# start of SUPPLIED MATERIAL

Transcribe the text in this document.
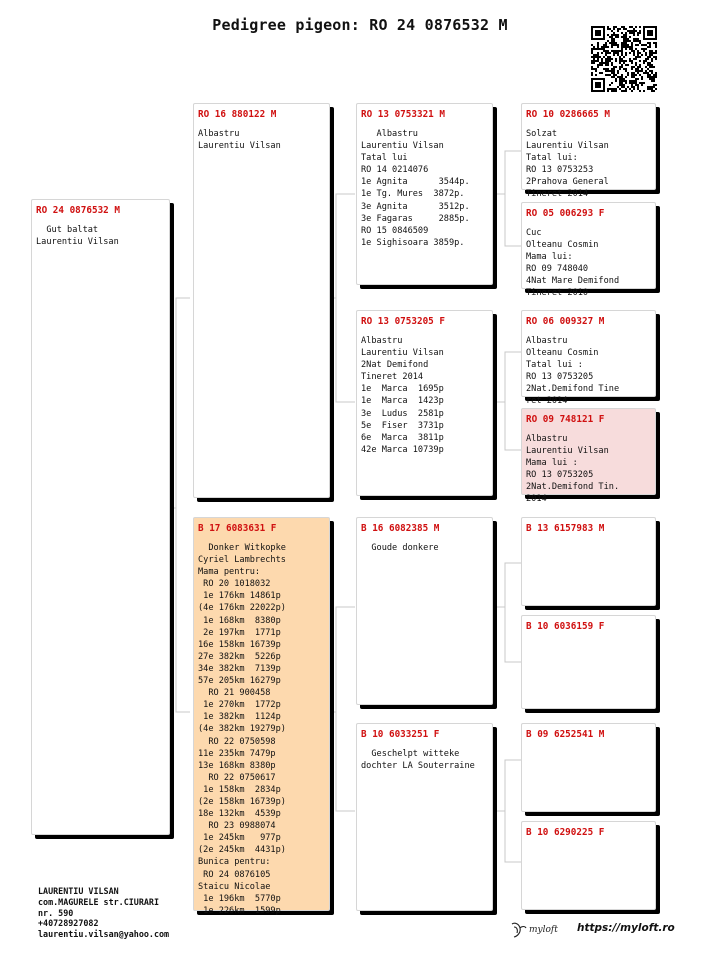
Pedigree pigeon: RO 24 0876532 M
RO 24 0876532 M
Gut baltat
Laurentiu Vilsan
RO 16 880122 M
Albastru
Laurentiu Vilsan
B 17 6083631 F
Donker Witkopke
Cyriel Lambrechts
Mama pentru:
RO 20 1018032
1e 176km 14861p
(4e 176km 22022p)
1e 168km  8380p
2e 197km  1771p
16e 158km 16739p
27e 382km  5226p
34e 382km  7139p
57e 205km 16279p
RO 21 900458
1e 270km  1772p
1e 382km  1124p
(4e 382km 19279p)
RO 22 0750598
11e 235km 7479p
13e 168km 8380p
RO 22 0750617
1e 158km  2834p
(2e 158km 16739p)
18e 132km  4539p
RO 23 0988074
1e 245km   977p
(2e 245km  4431p)
Bunica pentru:
RO 24 0876105
Staicu Nicolae
1e 196km  5770p
1e 226km  1599p
RO 13 0753321 M
Albastru
Laurentiu Vilsan
Tatal lui
RO 14 0214076
1e Agnita      3544p.
1e Tg. Mures  3872p.
3e Agnita      3512p.
3e Fagaras     2885p.
RO 15 0846509
1e Sighisoara 3859p.
RO 13 0753205 F
Albastru
Laurentiu Vilsan
2Nat Demifond
Tineret 2014
1e  Marca  1695p
1e  Marca  1423p
3e  Ludus  2581p
5e  Fiser  3731p
6e  Marca  3811p
42e Marca 10739p
B 16 6082385 M
Goude donkere
B 10 6033251 F
Geschelpt witteke
dochter LA Souterraine
RO 10 0286665 M
Solzat
Laurentiu Vilsan
Tatal lui:
RO 13 0753253
2Prahova General
Tineret 2014
RO 05 006293 F
Cuc
Olteanu Cosmin
Mama lui:
RO 09 748040
4Nat Mare Demifond
Tineret 2010
RO 06 009327 M
Albastru
Olteanu Cosmin
Tatal lui :
RO 13 0753205
2Nat.Demifond Tine
ret 2014
RO 09 748121 F
Albastru
Laurentiu Vilsan
Mama lui :
RO 13 0753205
2Nat.Demifond Tin.
2014
B 13 6157983 M
B 10 6036159 F
B 09 6252541 M
B 10 6290225 F
LAURENTIU VILSAN
com.MAGURELE str.CIURARI
nr. 590
+40728927082
laurentiu.vilsan@yahoo.com	myloft https://myloft.ro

# end of SUPPLIED MATERIAL

## PROBLEM REQUIREMENTS
Check each line above for the string "Marca", then copy the ones that have it.

## SOLUTION TO THIS EXERCISE
1e  Marca  1695p
1e  Marca  1423p
6e  Marca  3811p
42e Marca 10739p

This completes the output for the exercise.